▸ What is required
Identify the lines that include the word "text", then copy all of them.

(Stored items from a collection)

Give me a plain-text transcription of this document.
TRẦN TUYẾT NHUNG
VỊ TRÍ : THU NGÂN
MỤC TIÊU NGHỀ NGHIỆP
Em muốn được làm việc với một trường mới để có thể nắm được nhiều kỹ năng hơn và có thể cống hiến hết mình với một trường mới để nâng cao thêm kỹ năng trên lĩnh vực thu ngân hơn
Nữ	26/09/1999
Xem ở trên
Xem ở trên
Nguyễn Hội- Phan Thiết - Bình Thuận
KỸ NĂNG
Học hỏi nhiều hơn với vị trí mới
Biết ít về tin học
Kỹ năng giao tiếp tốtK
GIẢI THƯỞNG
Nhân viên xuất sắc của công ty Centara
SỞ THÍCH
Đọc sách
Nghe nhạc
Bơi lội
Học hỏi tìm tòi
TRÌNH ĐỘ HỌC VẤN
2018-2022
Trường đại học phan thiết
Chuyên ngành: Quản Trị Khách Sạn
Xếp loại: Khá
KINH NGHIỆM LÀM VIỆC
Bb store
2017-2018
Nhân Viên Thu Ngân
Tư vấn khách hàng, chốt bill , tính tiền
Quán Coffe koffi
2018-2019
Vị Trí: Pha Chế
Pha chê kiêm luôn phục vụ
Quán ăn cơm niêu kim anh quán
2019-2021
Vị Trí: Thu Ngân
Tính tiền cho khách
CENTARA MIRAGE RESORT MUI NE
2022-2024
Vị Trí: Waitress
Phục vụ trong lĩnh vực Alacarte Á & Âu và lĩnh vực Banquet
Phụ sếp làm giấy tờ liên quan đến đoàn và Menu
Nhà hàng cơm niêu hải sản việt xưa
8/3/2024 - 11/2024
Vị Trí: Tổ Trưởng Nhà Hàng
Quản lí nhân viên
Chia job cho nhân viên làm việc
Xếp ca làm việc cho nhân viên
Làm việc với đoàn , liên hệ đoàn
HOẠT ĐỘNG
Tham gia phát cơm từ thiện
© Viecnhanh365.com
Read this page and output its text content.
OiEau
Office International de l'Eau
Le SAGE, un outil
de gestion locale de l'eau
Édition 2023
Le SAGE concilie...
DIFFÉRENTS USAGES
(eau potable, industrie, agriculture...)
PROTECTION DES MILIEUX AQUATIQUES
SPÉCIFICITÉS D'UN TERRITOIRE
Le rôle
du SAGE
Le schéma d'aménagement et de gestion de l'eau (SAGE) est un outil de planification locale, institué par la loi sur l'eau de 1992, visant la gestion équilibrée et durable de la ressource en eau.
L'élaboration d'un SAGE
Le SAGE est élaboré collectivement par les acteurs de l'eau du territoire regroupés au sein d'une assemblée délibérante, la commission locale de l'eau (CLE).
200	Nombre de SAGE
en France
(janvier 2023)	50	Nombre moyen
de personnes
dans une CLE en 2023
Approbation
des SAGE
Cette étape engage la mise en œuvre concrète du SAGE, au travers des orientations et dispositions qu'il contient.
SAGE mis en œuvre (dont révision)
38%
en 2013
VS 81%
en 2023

---

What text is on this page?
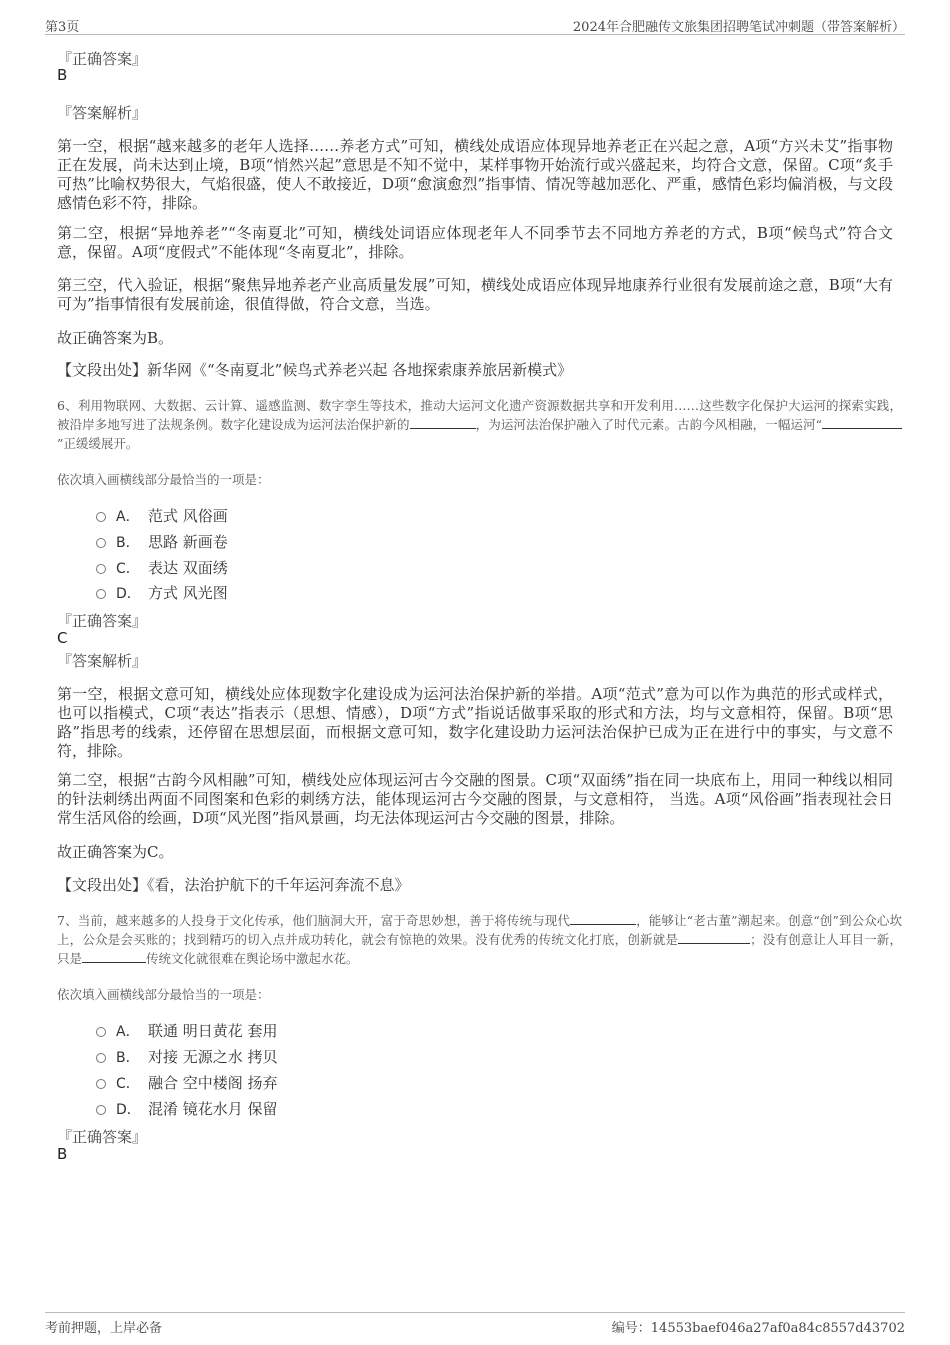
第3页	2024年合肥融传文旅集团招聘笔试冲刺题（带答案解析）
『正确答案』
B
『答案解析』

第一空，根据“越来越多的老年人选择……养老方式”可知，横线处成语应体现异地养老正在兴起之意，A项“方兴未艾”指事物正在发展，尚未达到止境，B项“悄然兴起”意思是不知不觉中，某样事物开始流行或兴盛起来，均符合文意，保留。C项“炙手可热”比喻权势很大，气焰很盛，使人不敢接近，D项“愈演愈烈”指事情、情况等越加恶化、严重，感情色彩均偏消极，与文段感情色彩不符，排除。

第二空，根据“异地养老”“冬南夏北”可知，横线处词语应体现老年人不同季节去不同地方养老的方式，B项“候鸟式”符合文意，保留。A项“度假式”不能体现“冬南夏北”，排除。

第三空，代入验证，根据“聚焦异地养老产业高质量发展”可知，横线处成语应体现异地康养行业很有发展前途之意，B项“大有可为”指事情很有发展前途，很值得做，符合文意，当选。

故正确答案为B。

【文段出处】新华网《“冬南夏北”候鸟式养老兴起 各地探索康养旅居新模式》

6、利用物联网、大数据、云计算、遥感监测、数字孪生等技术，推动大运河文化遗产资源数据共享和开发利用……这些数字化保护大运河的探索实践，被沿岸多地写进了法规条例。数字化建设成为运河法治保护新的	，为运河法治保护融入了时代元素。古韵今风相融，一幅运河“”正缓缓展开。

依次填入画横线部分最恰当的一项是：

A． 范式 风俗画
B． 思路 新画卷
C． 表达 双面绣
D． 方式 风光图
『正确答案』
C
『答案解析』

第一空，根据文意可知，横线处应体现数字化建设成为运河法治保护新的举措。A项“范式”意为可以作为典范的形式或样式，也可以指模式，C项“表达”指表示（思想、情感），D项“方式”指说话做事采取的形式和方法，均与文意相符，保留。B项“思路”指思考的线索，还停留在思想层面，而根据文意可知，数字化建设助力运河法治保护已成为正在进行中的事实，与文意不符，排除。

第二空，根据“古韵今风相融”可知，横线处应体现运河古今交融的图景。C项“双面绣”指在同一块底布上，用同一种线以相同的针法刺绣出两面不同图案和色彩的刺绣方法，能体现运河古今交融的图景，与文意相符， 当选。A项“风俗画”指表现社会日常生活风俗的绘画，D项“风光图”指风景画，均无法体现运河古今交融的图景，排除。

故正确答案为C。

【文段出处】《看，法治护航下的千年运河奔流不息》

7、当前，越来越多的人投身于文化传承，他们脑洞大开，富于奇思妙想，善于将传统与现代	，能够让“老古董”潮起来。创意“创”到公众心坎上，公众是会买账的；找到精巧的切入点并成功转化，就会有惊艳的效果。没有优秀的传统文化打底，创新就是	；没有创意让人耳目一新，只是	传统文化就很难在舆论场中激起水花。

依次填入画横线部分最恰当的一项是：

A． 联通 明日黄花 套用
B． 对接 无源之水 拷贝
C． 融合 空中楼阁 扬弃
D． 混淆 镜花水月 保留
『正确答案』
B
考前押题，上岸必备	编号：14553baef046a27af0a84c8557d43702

▸ Completed exercise
Give me a plain-text transcription of this document.
Read this page and output its text content.
What text is on this page?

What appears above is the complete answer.